RECORDED DATA:
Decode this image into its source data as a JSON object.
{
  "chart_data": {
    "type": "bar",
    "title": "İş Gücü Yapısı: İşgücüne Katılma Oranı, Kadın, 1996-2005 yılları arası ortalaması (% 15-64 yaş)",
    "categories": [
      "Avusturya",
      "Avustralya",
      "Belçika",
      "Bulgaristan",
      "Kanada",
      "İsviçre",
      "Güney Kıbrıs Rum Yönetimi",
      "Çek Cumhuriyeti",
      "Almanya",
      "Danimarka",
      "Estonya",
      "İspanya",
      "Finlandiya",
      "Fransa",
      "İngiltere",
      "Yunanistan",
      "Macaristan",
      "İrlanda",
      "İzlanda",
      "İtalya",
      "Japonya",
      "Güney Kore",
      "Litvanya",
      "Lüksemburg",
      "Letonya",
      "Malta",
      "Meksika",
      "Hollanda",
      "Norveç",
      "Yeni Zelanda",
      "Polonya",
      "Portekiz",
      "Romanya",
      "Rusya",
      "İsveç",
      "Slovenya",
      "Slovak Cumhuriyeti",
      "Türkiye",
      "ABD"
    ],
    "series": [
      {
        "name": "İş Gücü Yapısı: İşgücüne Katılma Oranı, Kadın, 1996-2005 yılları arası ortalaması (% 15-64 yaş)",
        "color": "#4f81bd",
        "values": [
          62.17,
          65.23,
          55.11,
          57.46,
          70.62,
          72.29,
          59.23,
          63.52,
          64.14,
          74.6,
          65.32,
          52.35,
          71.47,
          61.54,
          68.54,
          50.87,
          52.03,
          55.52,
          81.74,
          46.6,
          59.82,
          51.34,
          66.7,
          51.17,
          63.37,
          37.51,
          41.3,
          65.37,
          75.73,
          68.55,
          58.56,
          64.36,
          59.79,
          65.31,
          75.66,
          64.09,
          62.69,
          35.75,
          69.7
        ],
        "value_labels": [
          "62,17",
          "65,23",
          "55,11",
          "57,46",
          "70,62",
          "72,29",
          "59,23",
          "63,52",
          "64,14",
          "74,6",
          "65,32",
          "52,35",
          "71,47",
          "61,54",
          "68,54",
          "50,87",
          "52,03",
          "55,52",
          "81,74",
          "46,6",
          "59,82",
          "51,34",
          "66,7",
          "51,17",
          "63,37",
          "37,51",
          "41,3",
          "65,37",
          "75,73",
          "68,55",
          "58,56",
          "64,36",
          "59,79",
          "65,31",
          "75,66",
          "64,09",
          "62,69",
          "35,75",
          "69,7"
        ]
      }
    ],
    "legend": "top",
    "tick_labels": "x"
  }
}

TASK OBJECTIVE: Reproduce the full listing word for word.

ANSWER FOR THE TASK:
Decode this image into its source data as a JSON object.
{
  "chart_data": {
    "type": "bar",
    "title": "İş Gücü Yapısı: İşgücüne Katılma Oranı, Kadın, 1996-2005 yılları arası ortalaması (% 15-64 yaş)",
    "categories": [
      "Avusturya",
      "Avustralya",
      "Belçika",
      "Bulgaristan",
      "Kanada",
      "İsviçre",
      "Güney Kıbrıs Rum Yönetimi",
      "Çek Cumhuriyeti",
      "Almanya",
      "Danimarka",
      "Estonya",
      "İspanya",
      "Finlandiya",
      "Fransa",
      "İngiltere",
      "Yunanistan",
      "Macaristan",
      "İrlanda",
      "İzlanda",
      "İtalya",
      "Japonya",
      "Güney Kore",
      "Litvanya",
      "Lüksemburg",
      "Letonya",
      "Malta",
      "Meksika",
      "Hollanda",
      "Norveç",
      "Yeni Zelanda",
      "Polonya",
      "Portekiz",
      "Romanya",
      "Rusya",
      "İsveç",
      "Slovenya",
      "Slovak Cumhuriyeti",
      "Türkiye",
      "ABD"
    ],
    "series": [
      {
        "name": "İş Gücü Yapısı: İşgücüne Katılma Oranı, Kadın, 1996-2005 yılları arası ortalaması (% 15-64 yaş)",
        "color": "#4f81bd",
        "values": [
          62.17,
          65.23,
          55.11,
          57.46,
          70.62,
          72.29,
          59.23,
          63.52,
          64.14,
          74.6,
          65.32,
          52.35,
          71.47,
          61.54,
          68.54,
          50.87,
          52.03,
          55.52,
          81.74,
          46.6,
          59.82,
          51.34,
          66.7,
          51.17,
          63.37,
          37.51,
          41.3,
          65.37,
          75.73,
          68.55,
          58.56,
          64.36,
          59.79,
          65.31,
          75.66,
          64.09,
          62.69,
          35.75,
          69.7
        ],
        "value_labels": [
          "62,17",
          "65,23",
          "55,11",
          "57,46",
          "70,62",
          "72,29",
          "59,23",
          "63,52",
          "64,14",
          "74,6",
          "65,32",
          "52,35",
          "71,47",
          "61,54",
          "68,54",
          "50,87",
          "52,03",
          "55,52",
          "81,74",
          "46,6",
          "59,82",
          "51,34",
          "66,7",
          "51,17",
          "63,37",
          "37,51",
          "41,3",
          "65,37",
          "75,73",
          "68,55",
          "58,56",
          "64,36",
          "59,79",
          "65,31",
          "75,66",
          "64,09",
          "62,69",
          "35,75",
          "69,7"
        ]
      }
    ],
    "legend": "top",
    "tick_labels": "x"
  }
}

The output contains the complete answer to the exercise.